## Exercise task
Check every line below for the word "Effect" and give only the number of lines where it appears.

==============================

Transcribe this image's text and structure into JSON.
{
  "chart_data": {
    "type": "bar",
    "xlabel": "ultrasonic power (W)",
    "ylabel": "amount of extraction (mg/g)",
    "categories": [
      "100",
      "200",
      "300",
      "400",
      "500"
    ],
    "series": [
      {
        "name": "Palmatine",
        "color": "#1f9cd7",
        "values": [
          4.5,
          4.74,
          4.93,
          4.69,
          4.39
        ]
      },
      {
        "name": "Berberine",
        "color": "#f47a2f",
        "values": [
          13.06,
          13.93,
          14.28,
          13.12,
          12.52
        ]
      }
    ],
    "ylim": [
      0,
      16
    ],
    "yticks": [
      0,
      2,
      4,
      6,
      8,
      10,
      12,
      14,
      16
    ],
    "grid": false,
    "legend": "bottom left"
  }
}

==============================

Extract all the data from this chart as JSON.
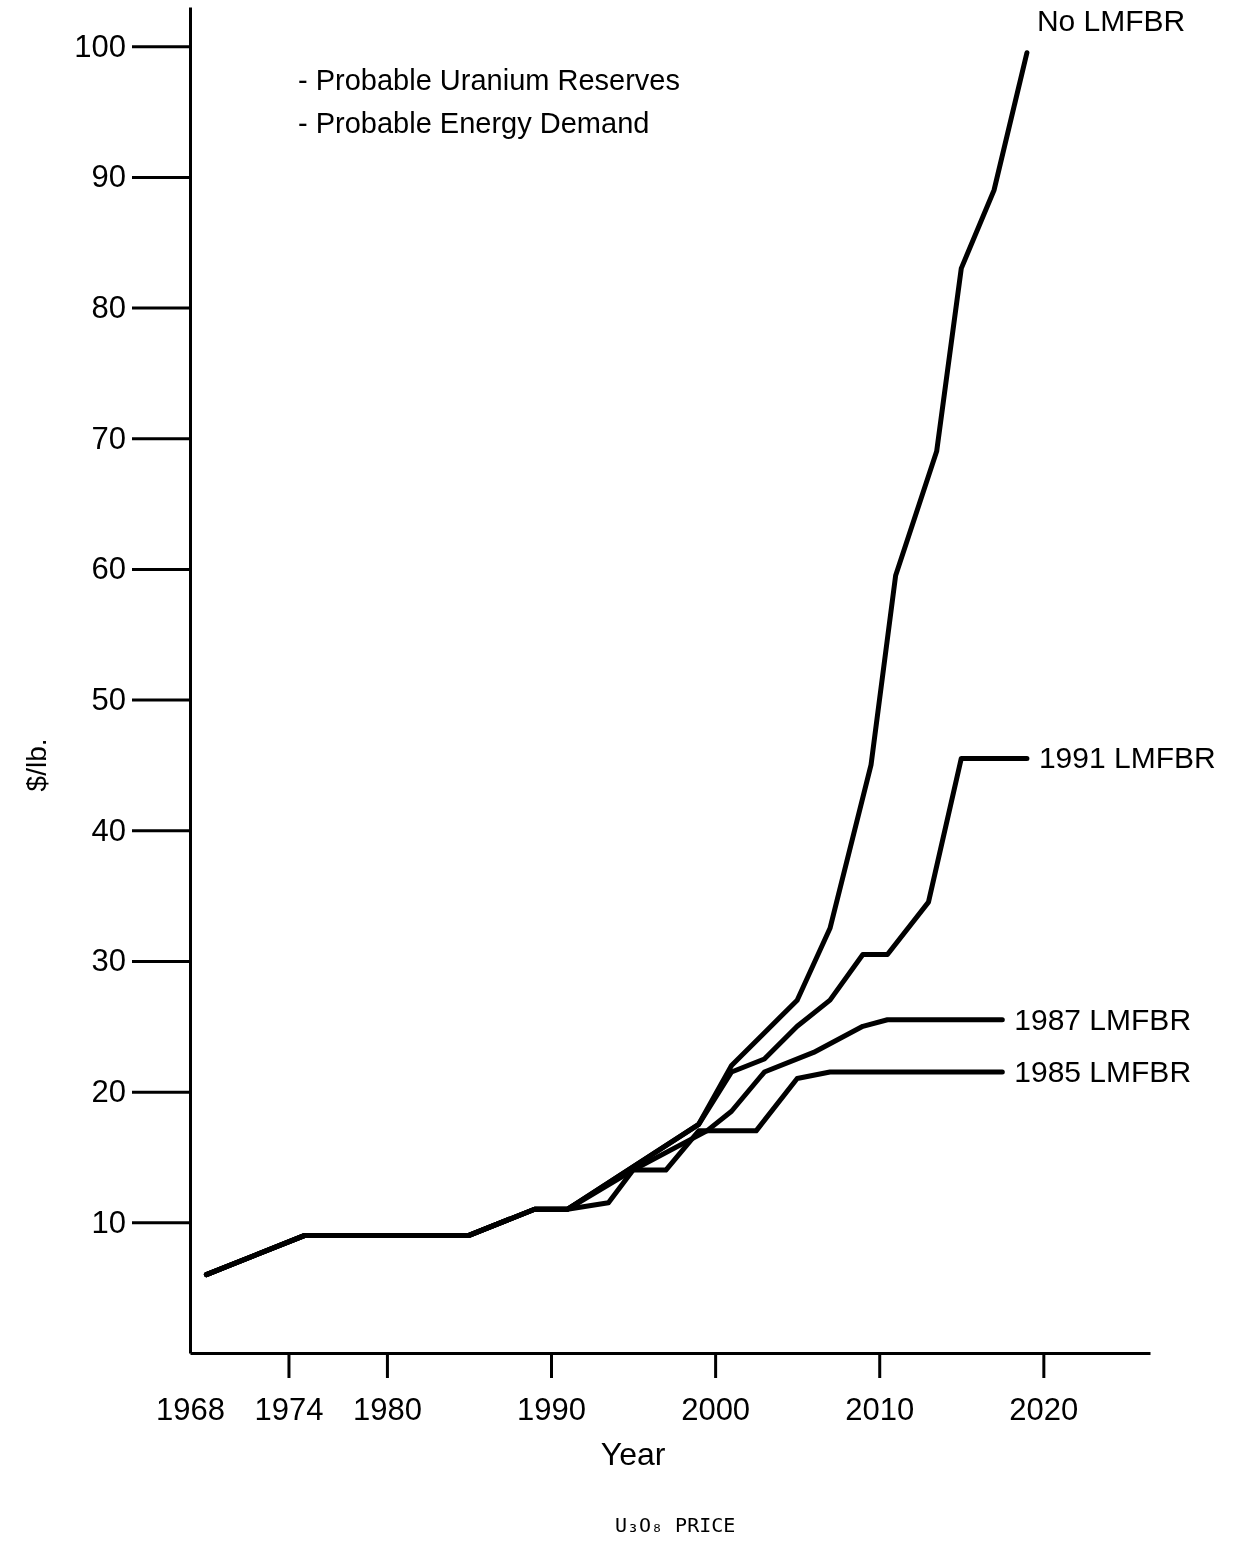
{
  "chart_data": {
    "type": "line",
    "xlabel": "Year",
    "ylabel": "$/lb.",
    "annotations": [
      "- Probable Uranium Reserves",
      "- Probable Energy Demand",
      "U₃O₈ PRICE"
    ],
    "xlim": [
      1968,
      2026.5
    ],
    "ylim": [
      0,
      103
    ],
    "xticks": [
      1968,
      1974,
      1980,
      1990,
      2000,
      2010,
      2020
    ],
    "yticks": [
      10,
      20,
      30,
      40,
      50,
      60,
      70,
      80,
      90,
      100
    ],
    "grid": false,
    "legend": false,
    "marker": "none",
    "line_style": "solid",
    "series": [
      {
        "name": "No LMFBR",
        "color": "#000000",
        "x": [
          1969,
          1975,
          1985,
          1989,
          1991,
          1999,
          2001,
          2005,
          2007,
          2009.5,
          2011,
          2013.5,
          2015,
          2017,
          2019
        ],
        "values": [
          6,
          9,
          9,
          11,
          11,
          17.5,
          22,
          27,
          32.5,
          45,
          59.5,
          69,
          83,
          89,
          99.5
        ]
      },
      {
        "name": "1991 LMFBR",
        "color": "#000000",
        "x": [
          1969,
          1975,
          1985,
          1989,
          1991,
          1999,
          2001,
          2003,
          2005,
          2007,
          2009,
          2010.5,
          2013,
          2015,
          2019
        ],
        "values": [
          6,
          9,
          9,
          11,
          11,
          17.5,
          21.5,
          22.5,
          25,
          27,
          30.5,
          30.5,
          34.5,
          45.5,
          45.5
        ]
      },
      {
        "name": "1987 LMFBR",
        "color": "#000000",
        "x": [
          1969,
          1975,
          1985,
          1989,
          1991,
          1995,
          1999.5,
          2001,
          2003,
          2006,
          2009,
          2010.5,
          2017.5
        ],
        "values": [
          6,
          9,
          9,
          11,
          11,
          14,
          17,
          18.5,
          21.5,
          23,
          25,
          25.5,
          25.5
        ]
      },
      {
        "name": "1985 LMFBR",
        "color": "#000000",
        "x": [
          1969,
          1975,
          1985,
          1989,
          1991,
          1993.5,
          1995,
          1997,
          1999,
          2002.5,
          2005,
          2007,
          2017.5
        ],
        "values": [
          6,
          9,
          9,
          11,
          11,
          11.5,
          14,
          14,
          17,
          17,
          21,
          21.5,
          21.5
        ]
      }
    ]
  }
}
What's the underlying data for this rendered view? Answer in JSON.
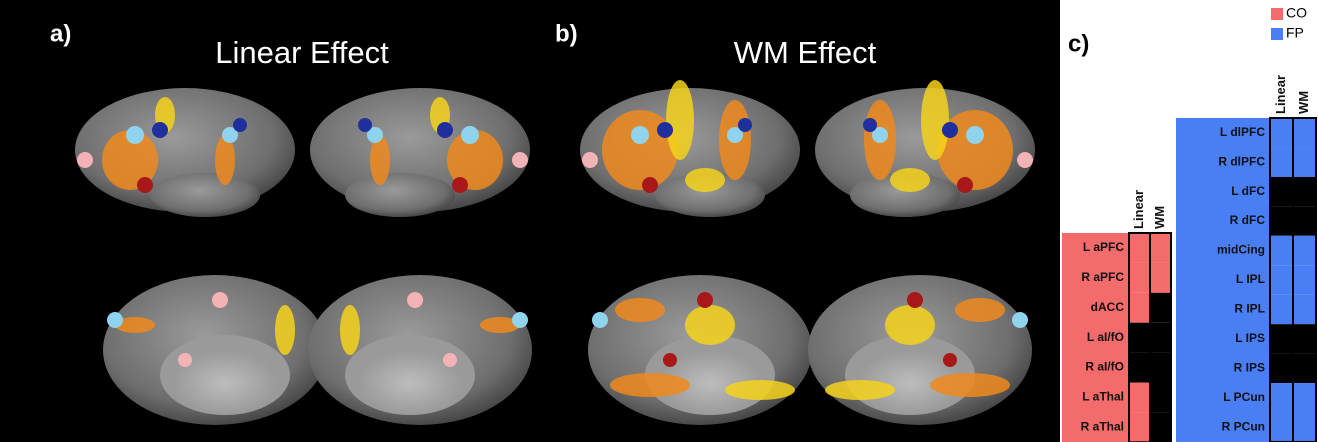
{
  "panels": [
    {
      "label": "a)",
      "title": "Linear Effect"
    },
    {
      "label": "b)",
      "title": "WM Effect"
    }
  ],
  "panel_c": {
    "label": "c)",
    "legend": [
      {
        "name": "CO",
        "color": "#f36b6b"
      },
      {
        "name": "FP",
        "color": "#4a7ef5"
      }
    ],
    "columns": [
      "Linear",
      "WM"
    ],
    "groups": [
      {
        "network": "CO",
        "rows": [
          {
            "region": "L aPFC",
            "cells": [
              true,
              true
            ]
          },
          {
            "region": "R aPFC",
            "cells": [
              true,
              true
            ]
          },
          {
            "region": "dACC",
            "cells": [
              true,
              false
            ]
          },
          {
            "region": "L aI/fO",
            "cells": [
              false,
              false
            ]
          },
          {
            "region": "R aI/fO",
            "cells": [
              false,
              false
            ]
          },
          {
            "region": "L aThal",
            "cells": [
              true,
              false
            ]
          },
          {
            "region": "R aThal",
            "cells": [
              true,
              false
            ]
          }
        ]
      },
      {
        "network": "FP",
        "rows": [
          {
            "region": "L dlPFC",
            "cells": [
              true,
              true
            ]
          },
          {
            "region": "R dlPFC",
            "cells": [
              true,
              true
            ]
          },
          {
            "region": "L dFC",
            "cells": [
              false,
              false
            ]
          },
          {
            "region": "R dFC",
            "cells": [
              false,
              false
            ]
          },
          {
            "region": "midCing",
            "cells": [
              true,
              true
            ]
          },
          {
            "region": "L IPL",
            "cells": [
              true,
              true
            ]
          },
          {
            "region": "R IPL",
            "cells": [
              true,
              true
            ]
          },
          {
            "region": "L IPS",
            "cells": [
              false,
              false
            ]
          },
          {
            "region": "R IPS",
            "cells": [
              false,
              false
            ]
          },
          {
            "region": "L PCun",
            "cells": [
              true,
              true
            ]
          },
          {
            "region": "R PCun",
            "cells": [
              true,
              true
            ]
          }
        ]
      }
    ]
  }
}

==============================

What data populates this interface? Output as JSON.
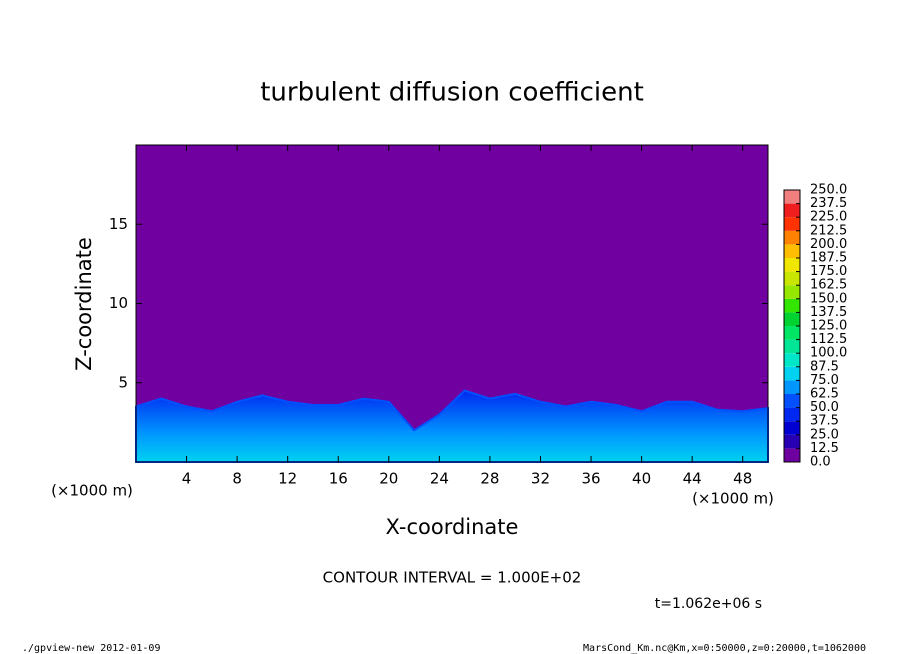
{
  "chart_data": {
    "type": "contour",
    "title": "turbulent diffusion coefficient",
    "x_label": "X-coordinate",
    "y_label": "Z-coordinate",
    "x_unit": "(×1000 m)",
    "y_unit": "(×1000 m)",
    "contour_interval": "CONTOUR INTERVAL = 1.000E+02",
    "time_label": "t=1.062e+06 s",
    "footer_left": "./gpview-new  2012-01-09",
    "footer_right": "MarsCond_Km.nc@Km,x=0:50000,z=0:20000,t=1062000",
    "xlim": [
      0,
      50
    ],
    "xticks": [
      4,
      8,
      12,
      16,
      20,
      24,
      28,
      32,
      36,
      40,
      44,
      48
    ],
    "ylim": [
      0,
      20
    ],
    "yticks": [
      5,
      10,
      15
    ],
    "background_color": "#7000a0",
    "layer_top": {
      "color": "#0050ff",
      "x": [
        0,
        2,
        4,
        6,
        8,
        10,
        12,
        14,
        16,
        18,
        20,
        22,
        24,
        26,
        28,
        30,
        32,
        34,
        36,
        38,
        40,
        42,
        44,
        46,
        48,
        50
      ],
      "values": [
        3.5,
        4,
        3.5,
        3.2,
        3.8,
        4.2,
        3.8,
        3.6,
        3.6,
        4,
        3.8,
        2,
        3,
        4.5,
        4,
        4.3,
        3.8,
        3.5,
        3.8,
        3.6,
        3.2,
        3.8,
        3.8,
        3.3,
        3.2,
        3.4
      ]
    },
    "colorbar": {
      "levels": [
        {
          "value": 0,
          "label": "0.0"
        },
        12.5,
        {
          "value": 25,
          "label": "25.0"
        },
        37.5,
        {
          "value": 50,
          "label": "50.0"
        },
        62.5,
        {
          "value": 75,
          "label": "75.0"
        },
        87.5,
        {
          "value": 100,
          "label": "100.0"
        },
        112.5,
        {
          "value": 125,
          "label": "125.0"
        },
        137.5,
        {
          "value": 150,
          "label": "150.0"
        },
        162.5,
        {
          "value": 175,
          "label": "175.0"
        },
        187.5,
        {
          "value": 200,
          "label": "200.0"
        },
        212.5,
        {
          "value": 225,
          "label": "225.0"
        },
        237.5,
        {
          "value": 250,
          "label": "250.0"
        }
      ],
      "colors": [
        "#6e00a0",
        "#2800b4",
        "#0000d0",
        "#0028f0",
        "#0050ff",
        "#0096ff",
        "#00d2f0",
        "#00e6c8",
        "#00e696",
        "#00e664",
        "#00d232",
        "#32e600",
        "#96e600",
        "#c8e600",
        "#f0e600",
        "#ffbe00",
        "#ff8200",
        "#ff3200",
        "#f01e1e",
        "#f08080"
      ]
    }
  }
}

==============================

## Task output
2